_Required work_. Check every line of the entries that follow, and copy the ones containing "icon".

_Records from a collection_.
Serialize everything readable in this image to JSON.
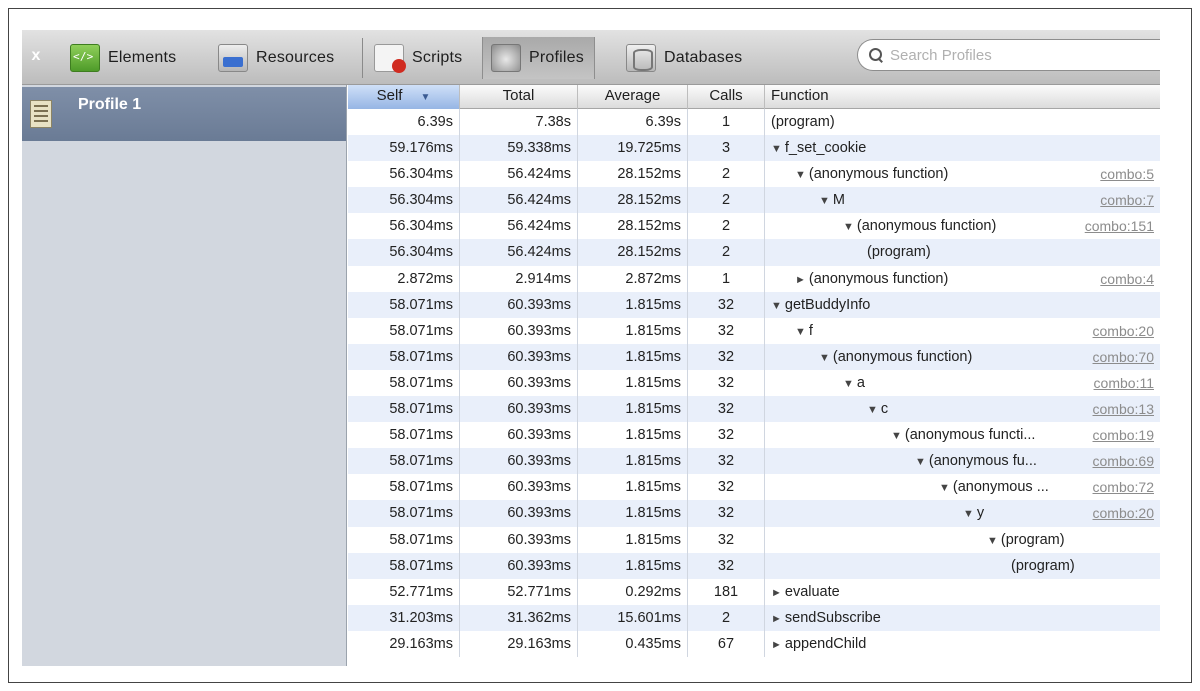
{
  "toolbar": {
    "close_glyph": "x",
    "buttons": [
      {
        "label": "Elements",
        "icon": "elements-icon"
      },
      {
        "label": "Resources",
        "icon": "resources-icon"
      },
      {
        "label": "Scripts",
        "icon": "scripts-icon"
      },
      {
        "label": "Profiles",
        "icon": "profiles-icon"
      },
      {
        "label": "Databases",
        "icon": "databases-icon"
      }
    ],
    "search_placeholder": "Search Profiles"
  },
  "sidebar": {
    "items": [
      {
        "label": "Profile 1",
        "icon": "profile-icon"
      }
    ]
  },
  "grid": {
    "columns": {
      "self": "Self",
      "total": "Total",
      "average": "Average",
      "calls": "Calls",
      "function": "Function"
    },
    "sort_arrow": "▼",
    "rows": [
      {
        "self": "6.39s",
        "total": "7.38s",
        "average": "6.39s",
        "calls": "1",
        "tri": "",
        "fn": "(program)",
        "src": "",
        "depth": 0
      },
      {
        "self": "59.176ms",
        "total": "59.338ms",
        "average": "19.725ms",
        "calls": "3",
        "tri": "▼",
        "fn": "f_set_cookie",
        "src": "",
        "depth": 0
      },
      {
        "self": "56.304ms",
        "total": "56.424ms",
        "average": "28.152ms",
        "calls": "2",
        "tri": "▼",
        "fn": "(anonymous function)",
        "src": "combo:5",
        "depth": 1
      },
      {
        "self": "56.304ms",
        "total": "56.424ms",
        "average": "28.152ms",
        "calls": "2",
        "tri": "▼",
        "fn": "M",
        "src": "combo:7",
        "depth": 2
      },
      {
        "self": "56.304ms",
        "total": "56.424ms",
        "average": "28.152ms",
        "calls": "2",
        "tri": "▼",
        "fn": "(anonymous function)",
        "src": "combo:151",
        "depth": 3
      },
      {
        "self": "56.304ms",
        "total": "56.424ms",
        "average": "28.152ms",
        "calls": "2",
        "tri": "",
        "fn": "(program)",
        "src": "",
        "depth": 4
      },
      {
        "self": "2.872ms",
        "total": "2.914ms",
        "average": "2.872ms",
        "calls": "1",
        "tri": "►",
        "fn": "(anonymous function)",
        "src": "combo:4",
        "depth": 1
      },
      {
        "self": "58.071ms",
        "total": "60.393ms",
        "average": "1.815ms",
        "calls": "32",
        "tri": "▼",
        "fn": "getBuddyInfo",
        "src": "",
        "depth": 0
      },
      {
        "self": "58.071ms",
        "total": "60.393ms",
        "average": "1.815ms",
        "calls": "32",
        "tri": "▼",
        "fn": "f",
        "src": "combo:20",
        "depth": 1
      },
      {
        "self": "58.071ms",
        "total": "60.393ms",
        "average": "1.815ms",
        "calls": "32",
        "tri": "▼",
        "fn": "(anonymous function)",
        "src": "combo:70",
        "depth": 2
      },
      {
        "self": "58.071ms",
        "total": "60.393ms",
        "average": "1.815ms",
        "calls": "32",
        "tri": "▼",
        "fn": "a",
        "src": "combo:11",
        "depth": 3
      },
      {
        "self": "58.071ms",
        "total": "60.393ms",
        "average": "1.815ms",
        "calls": "32",
        "tri": "▼",
        "fn": "c",
        "src": "combo:13",
        "depth": 4
      },
      {
        "self": "58.071ms",
        "total": "60.393ms",
        "average": "1.815ms",
        "calls": "32",
        "tri": "▼",
        "fn": "(anonymous functi...",
        "src": "combo:19",
        "depth": 5
      },
      {
        "self": "58.071ms",
        "total": "60.393ms",
        "average": "1.815ms",
        "calls": "32",
        "tri": "▼",
        "fn": "(anonymous fu...",
        "src": "combo:69",
        "depth": 6
      },
      {
        "self": "58.071ms",
        "total": "60.393ms",
        "average": "1.815ms",
        "calls": "32",
        "tri": "▼",
        "fn": "(anonymous ...",
        "src": "combo:72",
        "depth": 7
      },
      {
        "self": "58.071ms",
        "total": "60.393ms",
        "average": "1.815ms",
        "calls": "32",
        "tri": "▼",
        "fn": "y",
        "src": "combo:20",
        "depth": 8
      },
      {
        "self": "58.071ms",
        "total": "60.393ms",
        "average": "1.815ms",
        "calls": "32",
        "tri": "▼",
        "fn": "(program)",
        "src": "",
        "depth": 9
      },
      {
        "self": "58.071ms",
        "total": "60.393ms",
        "average": "1.815ms",
        "calls": "32",
        "tri": "",
        "fn": "(program)",
        "src": "",
        "depth": 10
      },
      {
        "self": "52.771ms",
        "total": "52.771ms",
        "average": "0.292ms",
        "calls": "181",
        "tri": "►",
        "fn": "evaluate",
        "src": "",
        "depth": 0
      },
      {
        "self": "31.203ms",
        "total": "31.362ms",
        "average": "15.601ms",
        "calls": "2",
        "tri": "►",
        "fn": "sendSubscribe",
        "src": "",
        "depth": 0
      },
      {
        "self": "29.163ms",
        "total": "29.163ms",
        "average": "0.435ms",
        "calls": "67",
        "tri": "►",
        "fn": "appendChild",
        "src": "",
        "depth": 0
      }
    ]
  }
}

_The answer_.
        "icon": "elements-icon"
        "icon": "resources-icon"
        "icon": "scripts-icon"
        "icon": "profiles-icon"
        "icon": "databases-icon"
        "icon": "profile-icon"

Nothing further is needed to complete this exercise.